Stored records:
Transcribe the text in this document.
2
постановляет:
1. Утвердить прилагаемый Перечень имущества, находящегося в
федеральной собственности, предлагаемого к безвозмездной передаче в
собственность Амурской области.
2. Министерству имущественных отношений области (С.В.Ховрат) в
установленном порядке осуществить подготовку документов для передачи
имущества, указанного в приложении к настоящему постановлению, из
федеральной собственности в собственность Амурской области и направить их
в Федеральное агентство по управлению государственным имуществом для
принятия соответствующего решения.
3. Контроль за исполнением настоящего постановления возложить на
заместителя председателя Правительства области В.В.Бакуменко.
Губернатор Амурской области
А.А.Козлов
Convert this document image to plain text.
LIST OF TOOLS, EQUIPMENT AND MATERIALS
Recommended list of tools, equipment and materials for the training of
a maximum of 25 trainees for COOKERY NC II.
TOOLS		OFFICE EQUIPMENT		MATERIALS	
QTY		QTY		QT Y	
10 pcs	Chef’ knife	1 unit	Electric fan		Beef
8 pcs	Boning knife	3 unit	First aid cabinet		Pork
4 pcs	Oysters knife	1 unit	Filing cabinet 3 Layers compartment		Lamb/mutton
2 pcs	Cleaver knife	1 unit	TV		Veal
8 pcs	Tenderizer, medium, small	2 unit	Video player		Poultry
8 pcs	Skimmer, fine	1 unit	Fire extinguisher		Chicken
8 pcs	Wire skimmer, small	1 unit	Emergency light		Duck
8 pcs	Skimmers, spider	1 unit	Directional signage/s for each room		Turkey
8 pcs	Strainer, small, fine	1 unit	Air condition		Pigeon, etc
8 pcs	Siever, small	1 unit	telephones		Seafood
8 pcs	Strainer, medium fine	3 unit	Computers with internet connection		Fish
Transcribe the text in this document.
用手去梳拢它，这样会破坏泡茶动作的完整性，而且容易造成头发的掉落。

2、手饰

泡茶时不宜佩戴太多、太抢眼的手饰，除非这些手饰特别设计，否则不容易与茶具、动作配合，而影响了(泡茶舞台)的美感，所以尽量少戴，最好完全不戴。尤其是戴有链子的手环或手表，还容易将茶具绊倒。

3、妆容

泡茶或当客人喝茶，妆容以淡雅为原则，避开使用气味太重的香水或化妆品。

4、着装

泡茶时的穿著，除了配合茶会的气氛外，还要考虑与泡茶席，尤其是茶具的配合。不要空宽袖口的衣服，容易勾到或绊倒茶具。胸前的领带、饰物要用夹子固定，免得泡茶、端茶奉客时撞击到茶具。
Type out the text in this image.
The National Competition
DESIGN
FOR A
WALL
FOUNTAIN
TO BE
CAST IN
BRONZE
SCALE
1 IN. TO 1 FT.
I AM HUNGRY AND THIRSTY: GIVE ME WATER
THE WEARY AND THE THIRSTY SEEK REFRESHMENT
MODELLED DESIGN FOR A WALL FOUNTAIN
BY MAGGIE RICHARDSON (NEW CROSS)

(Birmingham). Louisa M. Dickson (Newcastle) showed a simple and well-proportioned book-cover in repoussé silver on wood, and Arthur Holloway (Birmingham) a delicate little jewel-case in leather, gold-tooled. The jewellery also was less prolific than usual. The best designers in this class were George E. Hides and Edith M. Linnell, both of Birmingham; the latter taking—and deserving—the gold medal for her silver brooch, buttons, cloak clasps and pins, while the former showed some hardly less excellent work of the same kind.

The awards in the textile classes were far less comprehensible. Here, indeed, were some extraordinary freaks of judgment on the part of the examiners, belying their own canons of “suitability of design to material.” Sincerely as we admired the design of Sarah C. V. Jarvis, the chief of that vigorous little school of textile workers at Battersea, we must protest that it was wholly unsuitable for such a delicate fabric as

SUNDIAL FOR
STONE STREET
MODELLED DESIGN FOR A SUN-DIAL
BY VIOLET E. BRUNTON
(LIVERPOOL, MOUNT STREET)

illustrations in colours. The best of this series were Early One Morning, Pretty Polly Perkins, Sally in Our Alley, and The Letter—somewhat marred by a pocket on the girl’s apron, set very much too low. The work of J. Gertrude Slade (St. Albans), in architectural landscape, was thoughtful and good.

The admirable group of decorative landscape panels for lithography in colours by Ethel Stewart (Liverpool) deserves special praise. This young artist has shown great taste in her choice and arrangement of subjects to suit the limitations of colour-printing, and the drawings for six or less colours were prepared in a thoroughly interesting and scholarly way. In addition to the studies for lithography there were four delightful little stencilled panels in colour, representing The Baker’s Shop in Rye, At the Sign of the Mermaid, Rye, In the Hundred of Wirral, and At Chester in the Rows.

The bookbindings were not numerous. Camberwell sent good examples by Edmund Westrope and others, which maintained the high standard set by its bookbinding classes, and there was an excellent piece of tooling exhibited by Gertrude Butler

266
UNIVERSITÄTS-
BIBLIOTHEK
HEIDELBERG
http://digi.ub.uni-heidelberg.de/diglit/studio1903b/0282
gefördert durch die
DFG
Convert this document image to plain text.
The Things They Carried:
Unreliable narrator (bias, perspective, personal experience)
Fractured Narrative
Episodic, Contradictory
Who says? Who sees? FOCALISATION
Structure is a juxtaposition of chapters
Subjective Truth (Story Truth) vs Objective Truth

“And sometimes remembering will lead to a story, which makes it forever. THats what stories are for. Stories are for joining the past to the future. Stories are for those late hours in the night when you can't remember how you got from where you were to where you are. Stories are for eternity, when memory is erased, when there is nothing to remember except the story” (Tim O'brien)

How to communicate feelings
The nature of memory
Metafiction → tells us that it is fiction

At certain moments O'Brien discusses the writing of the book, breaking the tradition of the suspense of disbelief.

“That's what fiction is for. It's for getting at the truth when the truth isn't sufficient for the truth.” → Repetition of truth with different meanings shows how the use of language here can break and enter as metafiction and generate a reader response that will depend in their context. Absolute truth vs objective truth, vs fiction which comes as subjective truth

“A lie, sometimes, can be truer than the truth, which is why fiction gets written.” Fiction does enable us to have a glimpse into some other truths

> **WHAT YOU HAVE TO DO**
Filter the listing above by the word "собственности"; copy each line that passes.

> **FINISHED TASK**
федеральной собственности, предлагаемого к безвозмездной передаче в
федеральной собственности в собственность Амурской области и направить их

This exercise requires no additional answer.